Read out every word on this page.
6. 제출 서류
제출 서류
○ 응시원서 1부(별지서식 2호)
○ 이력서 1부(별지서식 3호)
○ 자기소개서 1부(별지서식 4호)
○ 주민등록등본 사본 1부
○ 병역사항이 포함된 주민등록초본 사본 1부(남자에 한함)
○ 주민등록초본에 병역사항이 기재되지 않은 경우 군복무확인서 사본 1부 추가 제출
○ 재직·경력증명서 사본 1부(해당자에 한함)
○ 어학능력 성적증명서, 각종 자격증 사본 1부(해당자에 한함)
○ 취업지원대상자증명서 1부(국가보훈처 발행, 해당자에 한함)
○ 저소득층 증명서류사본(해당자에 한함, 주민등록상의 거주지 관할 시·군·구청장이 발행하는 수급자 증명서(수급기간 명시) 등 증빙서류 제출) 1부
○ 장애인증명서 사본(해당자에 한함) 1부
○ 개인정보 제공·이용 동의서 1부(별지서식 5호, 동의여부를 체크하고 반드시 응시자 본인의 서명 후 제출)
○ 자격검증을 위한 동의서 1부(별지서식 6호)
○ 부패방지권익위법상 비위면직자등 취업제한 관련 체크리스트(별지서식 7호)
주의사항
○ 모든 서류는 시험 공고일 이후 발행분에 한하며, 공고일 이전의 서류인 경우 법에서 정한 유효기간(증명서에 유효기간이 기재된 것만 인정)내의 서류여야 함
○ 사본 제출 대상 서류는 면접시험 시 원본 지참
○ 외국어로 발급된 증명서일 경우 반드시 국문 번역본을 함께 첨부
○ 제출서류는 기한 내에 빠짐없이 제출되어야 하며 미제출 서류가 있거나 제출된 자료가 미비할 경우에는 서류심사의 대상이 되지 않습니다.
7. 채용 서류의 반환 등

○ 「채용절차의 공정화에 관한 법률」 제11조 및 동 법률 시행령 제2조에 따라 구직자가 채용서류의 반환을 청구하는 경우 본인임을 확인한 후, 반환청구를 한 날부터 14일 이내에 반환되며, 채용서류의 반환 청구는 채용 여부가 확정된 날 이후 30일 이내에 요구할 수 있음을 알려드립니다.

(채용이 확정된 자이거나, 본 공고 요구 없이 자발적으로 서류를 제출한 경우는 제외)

☆ ☆ ☆ ☆

→ **PROBLEM DESCRIPTION**
Reproduce the whole listing word for word.

→ **EXERCISE RESPONSE**
Read out every word on this page.
6. 제출 서류
제출 서류
○ 응시원서 1부(별지서식 2호)
○ 이력서 1부(별지서식 3호)
○ 자기소개서 1부(별지서식 4호)
○ 주민등록등본 사본 1부
○ 병역사항이 포함된 주민등록초본 사본 1부(남자에 한함)
○ 주민등록초본에 병역사항이 기재되지 않은 경우 군복무확인서 사본 1부 추가 제출
○ 재직·경력증명서 사본 1부(해당자에 한함)
○ 어학능력 성적증명서, 각종 자격증 사본 1부(해당자에 한함)
○ 취업지원대상자증명서 1부(국가보훈처 발행, 해당자에 한함)
○ 저소득층 증명서류사본(해당자에 한함, 주민등록상의 거주지 관할 시·군·구청장이 발행하는 수급자 증명서(수급기간 명시) 등 증빙서류 제출) 1부
○ 장애인증명서 사본(해당자에 한함) 1부
○ 개인정보 제공·이용 동의서 1부(별지서식 5호, 동의여부를 체크하고 반드시 응시자 본인의 서명 후 제출)
○ 자격검증을 위한 동의서 1부(별지서식 6호)
○ 부패방지권익위법상 비위면직자등 취업제한 관련 체크리스트(별지서식 7호)
주의사항
○ 모든 서류는 시험 공고일 이후 발행분에 한하며, 공고일 이전의 서류인 경우 법에서 정한 유효기간(증명서에 유효기간이 기재된 것만 인정)내의 서류여야 함
○ 사본 제출 대상 서류는 면접시험 시 원본 지참
○ 외국어로 발급된 증명서일 경우 반드시 국문 번역본을 함께 첨부
○ 제출서류는 기한 내에 빠짐없이 제출되어야 하며 미제출 서류가 있거나 제출된 자료가 미비할 경우에는 서류심사의 대상이 되지 않습니다.
7. 채용 서류의 반환 등

○ 「채용절차의 공정화에 관한 법률」 제11조 및 동 법률 시행령 제2조에 따라 구직자가 채용서류의 반환을 청구하는 경우 본인임을 확인한 후, 반환청구를 한 날부터 14일 이내에 반환되며, 채용서류의 반환 청구는 채용 여부가 확정된 날 이후 30일 이내에 요구할 수 있음을 알려드립니다.

(채용이 확정된 자이거나, 본 공고 요구 없이 자발적으로 서류를 제출한 경우는 제외)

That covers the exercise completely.